--- INPUT RECORDS ---
----
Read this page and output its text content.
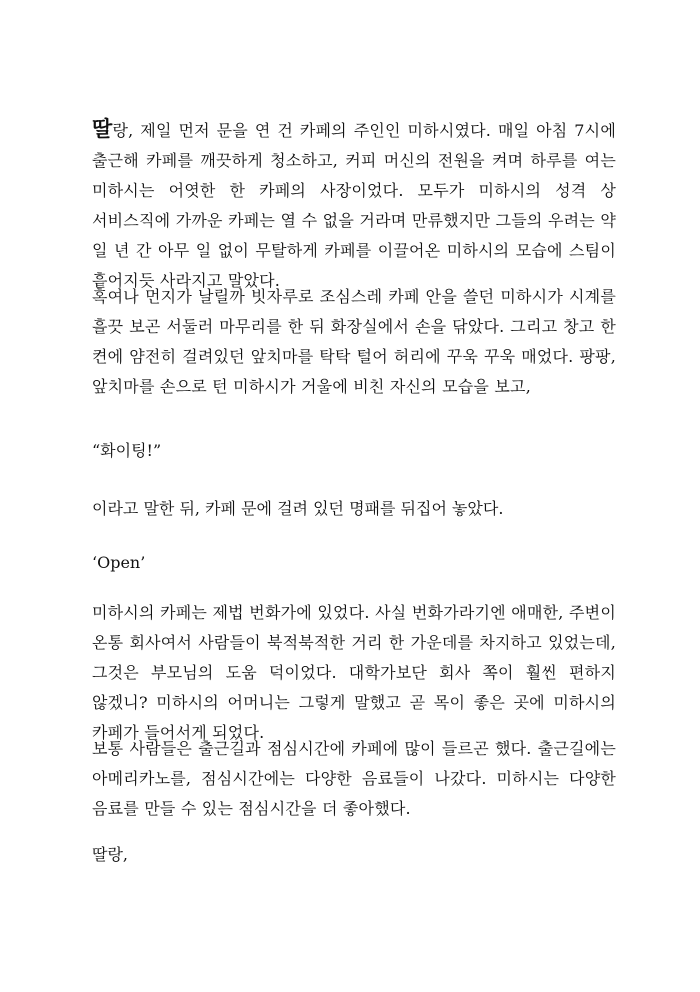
딸랑, 제일 먼저 문을 연 건 카페의 주인인 미하시였다. 매일 아침 7시에 출근해 카페를 깨끗하게 청소하고, 커피 머신의 전원을 켜며 하루를 여는 미하시는 어엿한 한 카페의 사장이었다. 모두가 미하시의 성격 상 서비스직에 가까운 카페는 열 수 없을 거라며 만류했지만 그들의 우려는 약 일 년 간 아무 일 없이 무탈하게 카페를 이끌어온 미하시의 모습에 스팀이 흩어지듯 사라지고 말았다.

혹여나 먼지가 날릴까 빗자루로 조심스레 카페 안을 쓸던 미하시가 시계를 흘끗 보곤 서둘러 마무리를 한 뒤 화장실에서 손을 닦았다. 그리고 창고 한 켠에 얌전히 걸려있던 앞치마를 탁탁 털어 허리에 꾸욱 꾸욱 매었다. 팡팡, 앞치마를 손으로 턴 미하시가 거울에 비친 자신의 모습을 보고,

“화이팅!”
이라고 말한 뒤, 카페 문에 걸려 있던 명패를 뒤집어 놓았다.
‘Open’

미하시의 카페는 제법 번화가에 있었다. 사실 번화가라기엔 애매한, 주변이 온통 회사여서 사람들이 북적북적한 거리 한 가운데를 차지하고 있었는데, 그것은 부모님의 도움 덕이었다. 대학가보단 회사 쪽이 훨씬 편하지 않겠니? 미하시의 어머니는 그렇게 말했고 곧 목이 좋은 곳에 미하시의 카페가 들어서게 되었다.

보통 사람들은 출근길과 점심시간에 카페에 많이 들르곤 했다. 출근길에는 아메리카노를, 점심시간에는 다양한 음료들이 나갔다. 미하시는 다양한 음료를 만들 수 있는 점심시간을 더 좋아했다.

딸랑,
----
In your copy, leave out the pictures and reproduce the material above exactly.

Read this page and output its text content.
딸랑, 제일 먼저 문을 연 건 카페의 주인인 미하시였다. 매일 아침 7시에 출근해 카페를 깨끗하게 청소하고, 커피 머신의 전원을 켜며 하루를 여는 미하시는 어엿한 한 카페의 사장이었다. 모두가 미하시의 성격 상 서비스직에 가까운 카페는 열 수 없을 거라며 만류했지만 그들의 우려는 약 일 년 간 아무 일 없이 무탈하게 카페를 이끌어온 미하시의 모습에 스팀이 흩어지듯 사라지고 말았다.

혹여나 먼지가 날릴까 빗자루로 조심스레 카페 안을 쓸던 미하시가 시계를 흘끗 보곤 서둘러 마무리를 한 뒤 화장실에서 손을 닦았다. 그리고 창고 한 켠에 얌전히 걸려있던 앞치마를 탁탁 털어 허리에 꾸욱 꾸욱 매었다. 팡팡, 앞치마를 손으로 턴 미하시가 거울에 비친 자신의 모습을 보고,

“화이팅!”
이라고 말한 뒤, 카페 문에 걸려 있던 명패를 뒤집어 놓았다.
‘Open’

미하시의 카페는 제법 번화가에 있었다. 사실 번화가라기엔 애매한, 주변이 온통 회사여서 사람들이 북적북적한 거리 한 가운데를 차지하고 있었는데, 그것은 부모님의 도움 덕이었다. 대학가보단 회사 쪽이 훨씬 편하지 않겠니? 미하시의 어머니는 그렇게 말했고 곧 목이 좋은 곳에 미하시의 카페가 들어서게 되었다.

보통 사람들은 출근길과 점심시간에 카페에 많이 들르곤 했다. 출근길에는 아메리카노를, 점심시간에는 다양한 음료들이 나갔다. 미하시는 다양한 음료를 만들 수 있는 점심시간을 더 좋아했다.

딸랑,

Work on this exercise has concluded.